━━ INPUT
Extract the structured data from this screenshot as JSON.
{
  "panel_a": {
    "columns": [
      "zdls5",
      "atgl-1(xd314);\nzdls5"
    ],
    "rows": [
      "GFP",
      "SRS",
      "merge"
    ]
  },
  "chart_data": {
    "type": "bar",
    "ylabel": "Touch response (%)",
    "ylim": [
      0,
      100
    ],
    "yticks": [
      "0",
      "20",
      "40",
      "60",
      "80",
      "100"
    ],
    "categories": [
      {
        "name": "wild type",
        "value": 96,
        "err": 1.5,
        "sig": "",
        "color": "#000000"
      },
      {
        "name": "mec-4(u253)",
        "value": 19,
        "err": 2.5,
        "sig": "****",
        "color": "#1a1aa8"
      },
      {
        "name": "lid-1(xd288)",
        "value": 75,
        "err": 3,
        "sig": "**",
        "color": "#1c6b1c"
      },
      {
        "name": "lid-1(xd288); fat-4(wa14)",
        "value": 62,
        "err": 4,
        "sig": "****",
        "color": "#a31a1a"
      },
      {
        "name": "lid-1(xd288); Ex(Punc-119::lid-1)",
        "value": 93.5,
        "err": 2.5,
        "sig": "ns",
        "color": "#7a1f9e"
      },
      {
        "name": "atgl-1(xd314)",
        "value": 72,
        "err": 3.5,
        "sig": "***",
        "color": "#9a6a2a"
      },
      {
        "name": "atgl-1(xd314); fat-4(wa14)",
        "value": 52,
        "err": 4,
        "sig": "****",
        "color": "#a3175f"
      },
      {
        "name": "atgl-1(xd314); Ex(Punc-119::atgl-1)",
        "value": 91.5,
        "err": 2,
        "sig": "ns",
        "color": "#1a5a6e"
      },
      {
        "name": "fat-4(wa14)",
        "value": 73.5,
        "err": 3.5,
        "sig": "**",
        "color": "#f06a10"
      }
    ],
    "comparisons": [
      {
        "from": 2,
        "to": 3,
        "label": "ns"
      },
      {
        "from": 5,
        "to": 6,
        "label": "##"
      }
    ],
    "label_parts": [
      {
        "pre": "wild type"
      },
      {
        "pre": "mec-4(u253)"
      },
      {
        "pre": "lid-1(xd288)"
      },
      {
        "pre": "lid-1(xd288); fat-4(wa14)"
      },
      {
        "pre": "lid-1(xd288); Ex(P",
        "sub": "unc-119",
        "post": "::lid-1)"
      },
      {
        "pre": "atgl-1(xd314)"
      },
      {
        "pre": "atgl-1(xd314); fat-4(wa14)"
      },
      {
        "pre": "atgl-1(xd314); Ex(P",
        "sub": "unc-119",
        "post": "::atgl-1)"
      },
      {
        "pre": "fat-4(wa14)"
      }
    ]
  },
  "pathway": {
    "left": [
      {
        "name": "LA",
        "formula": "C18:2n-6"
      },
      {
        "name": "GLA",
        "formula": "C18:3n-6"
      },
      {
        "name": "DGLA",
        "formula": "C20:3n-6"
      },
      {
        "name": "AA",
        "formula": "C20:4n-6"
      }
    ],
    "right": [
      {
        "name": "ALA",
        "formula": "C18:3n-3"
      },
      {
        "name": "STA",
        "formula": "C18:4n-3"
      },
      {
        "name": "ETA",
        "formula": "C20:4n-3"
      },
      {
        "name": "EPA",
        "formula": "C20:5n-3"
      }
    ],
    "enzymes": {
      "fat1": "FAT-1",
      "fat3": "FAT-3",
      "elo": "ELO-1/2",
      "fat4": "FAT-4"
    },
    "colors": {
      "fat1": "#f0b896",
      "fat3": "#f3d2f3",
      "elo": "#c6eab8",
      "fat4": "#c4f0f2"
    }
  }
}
━━━━
Where a line in the records above contains the word "formula", copy that line.

**EXERCISE SOLUTION**
        "formula": "C18:2n-6"
        "formula": "C18:3n-6"
        "formula": "C20:3n-6"
        "formula": "C20:4n-6"
        "formula": "C18:3n-3"
        "formula": "C18:4n-3"
        "formula": "C20:4n-3"
        "formula": "C20:5n-3"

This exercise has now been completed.